**The problem**
In the extract, what average proportion of nodes had to be restored in 2017 for the network indicators to return to their original values?
--- Extract ---
There were similarities results between the 2005 and 2017. First, the recovery speed under RR always slower than other recovery modes, the recovery speed under BR was faster than other recovery modes initially. Secondly, different network indicators responded differently under the same recovery mode when considering the same type of attack (the three subgraphs shown in the same line). The recovery of the independent path was relatively more gradual, and its speed was slower than the other two types of indicators, no matter what kind of recovery mode. On the contrary, the connectivity showed the instant response to the relatively small increase of recovery nodes. For efficiency, its recovery speed was higher than the independent path, but its fluctuation period was longer than that of network connectivity. Additionally, each network indicator (the four subgraphs in the same column) showed a similar recovery mode after facing different attacks. For connectivity and efficiency, BR was always the faster recovery mode, i.e., for recovery to original network value than other recovery modes, no matter what kind of attack mode. For independent path, DR always was the faster recovery mode than other recovery modes. What is more, no matter what node attack or recovery type, the results always were that: (1) the highest value of network connectivity during the recovery process reached its original level; (2) the highest value of efficiency and independent path raised beyond the original level. The main reason is the following: according to the sequence of node’s degree, betweenness, or strength for selecting the recovery nodes, the national hub nodes will start to work first. The result could be expected that the operation of hub nodes could accelerate the recovery process of the overall network. Next, the local hub ports in the network had strong connections with the national hub ports. The recovery of local hub ports further increased the network efficiency and independent path beyond the original values of the two indicators, respectively. Finally, the recovery state would turn to the periphery ports in the network. The network efficiency and independent path would decrease because the periphery ports were only connected with the hub ports.
The main difference between 2005 and 2017 is that speed of recovery to the original value of network indicators is different. By calculating the average proportion of nodes that need to be restored to the original value of network indicators under different attack and recovery modes, the results were that 28.89% of nodes were restored in 2005, while 25.42% were restored in 2017. This decrease in the proportion indicated that the overall recovery speed of CCPSN increased in 2017.
The resilience index (RI) was calculated from the beginning of the attack to the final full recovery in 2005 or 2017, as shown in Figure 6. The results showed that the difference in resilience index between 2005 and 2017 was slight. The RI under every kind of deliberate attacks was lower than that in the random attack situation. Different network indicators show different performances on the RI. The connectivity’s RI was better, but the independent path’s RI was relatively poor. This result is illustrated by Figure 4 and Figure 5. The connectivity dropped and recovered fastest, and the resilience triangle area of connectivity was small. However, the independent path was the opposite. Moreover, four recovery modes led to the differences in the RI, and the RI under RR was always smaller than that under other recovery modes.

4.4. Adaption and Optimization State

(1).
Optimization strategy
In 2017, the CCPSN showed a higher hierarchy, and the main reason was that the hub-spoke organization model of CCPSN was enhanced [13,14]. In the hub-spoke organization model, feeder ports converge to hub ports and transport through hub ports, and the transport mode represents the importance of hub nodes. Therefore, the hub ports are also the import transit nodes. The nodes with high betweenness value have better transit capacity [14]. In 2017, the network efficiency and connectivity declined much faster than other attack modes under the BA mode, thus proving the importance of transit nodes. Lewis (2006) also argued that nodes are more critical than links in hub-spoke networks. Therefore, in order to enhance the resilience of the hub-spoke network, the importance of hub nodes should be emphasized, and the infrastructure and route of important hub nodes should be protected and improved. According to the research of hub-spork structure, preparations for risks are critical for the national hub nodes. Additionally, the government should take emergency policies and measures in advance to improve the port shipping system’s performance and reduce the area of the resilience triangle.
--- Exercise data ---
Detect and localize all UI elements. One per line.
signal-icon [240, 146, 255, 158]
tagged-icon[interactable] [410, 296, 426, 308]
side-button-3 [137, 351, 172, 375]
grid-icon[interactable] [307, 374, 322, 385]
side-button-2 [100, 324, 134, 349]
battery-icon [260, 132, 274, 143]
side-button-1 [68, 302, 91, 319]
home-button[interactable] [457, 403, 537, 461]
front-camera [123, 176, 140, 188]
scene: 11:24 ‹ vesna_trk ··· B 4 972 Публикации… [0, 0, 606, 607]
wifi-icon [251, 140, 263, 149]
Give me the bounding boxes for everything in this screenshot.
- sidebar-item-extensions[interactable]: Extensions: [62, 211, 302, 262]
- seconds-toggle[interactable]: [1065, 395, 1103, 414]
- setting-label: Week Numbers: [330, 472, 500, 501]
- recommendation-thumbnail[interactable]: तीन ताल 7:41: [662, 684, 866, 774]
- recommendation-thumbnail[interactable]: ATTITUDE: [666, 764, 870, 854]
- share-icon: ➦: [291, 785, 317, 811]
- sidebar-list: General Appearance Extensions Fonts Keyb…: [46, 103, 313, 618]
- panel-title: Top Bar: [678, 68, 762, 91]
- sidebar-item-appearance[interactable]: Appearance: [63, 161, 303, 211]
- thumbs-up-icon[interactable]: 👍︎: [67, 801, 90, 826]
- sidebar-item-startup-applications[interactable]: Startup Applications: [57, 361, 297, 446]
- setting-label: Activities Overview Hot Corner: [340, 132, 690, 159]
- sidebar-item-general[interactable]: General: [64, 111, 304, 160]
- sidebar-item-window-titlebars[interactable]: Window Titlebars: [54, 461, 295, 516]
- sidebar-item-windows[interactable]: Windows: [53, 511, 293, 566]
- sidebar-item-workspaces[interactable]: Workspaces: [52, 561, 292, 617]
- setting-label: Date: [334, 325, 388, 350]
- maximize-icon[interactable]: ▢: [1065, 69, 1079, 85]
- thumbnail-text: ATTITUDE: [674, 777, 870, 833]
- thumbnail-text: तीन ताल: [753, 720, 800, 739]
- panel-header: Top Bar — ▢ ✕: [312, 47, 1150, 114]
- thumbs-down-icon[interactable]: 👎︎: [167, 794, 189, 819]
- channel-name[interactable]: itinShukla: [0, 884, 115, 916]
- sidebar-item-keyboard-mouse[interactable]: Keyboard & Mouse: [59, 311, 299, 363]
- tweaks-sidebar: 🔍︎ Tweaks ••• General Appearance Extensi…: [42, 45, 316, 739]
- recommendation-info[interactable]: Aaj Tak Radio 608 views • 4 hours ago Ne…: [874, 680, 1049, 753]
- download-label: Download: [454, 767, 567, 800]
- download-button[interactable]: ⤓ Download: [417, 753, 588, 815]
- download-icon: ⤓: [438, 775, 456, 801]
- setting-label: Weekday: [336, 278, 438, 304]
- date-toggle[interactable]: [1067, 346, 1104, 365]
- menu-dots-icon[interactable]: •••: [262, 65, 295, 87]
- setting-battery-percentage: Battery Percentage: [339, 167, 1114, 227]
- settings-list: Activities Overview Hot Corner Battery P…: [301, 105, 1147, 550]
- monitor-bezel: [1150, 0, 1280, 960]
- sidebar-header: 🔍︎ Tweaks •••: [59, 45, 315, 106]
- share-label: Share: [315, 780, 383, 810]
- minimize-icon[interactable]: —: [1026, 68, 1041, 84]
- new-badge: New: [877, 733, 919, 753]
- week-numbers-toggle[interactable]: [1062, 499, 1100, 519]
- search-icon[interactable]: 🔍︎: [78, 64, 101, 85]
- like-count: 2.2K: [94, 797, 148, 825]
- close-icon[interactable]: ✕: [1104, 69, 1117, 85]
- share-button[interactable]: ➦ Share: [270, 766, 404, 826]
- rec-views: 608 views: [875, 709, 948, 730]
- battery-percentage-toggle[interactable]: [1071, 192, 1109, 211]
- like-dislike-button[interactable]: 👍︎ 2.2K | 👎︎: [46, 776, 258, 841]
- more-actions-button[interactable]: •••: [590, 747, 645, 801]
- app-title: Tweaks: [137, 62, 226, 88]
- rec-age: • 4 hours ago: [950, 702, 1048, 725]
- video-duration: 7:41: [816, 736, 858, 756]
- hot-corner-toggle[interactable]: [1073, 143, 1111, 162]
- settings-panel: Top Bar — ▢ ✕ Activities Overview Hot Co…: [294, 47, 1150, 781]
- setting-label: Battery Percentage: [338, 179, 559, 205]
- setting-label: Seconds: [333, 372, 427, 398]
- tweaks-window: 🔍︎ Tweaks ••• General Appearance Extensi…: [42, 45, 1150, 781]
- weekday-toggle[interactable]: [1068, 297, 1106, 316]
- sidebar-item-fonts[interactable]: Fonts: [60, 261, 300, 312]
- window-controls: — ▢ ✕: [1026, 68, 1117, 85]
---
**Solution for this exercise**
25.42% of nodes.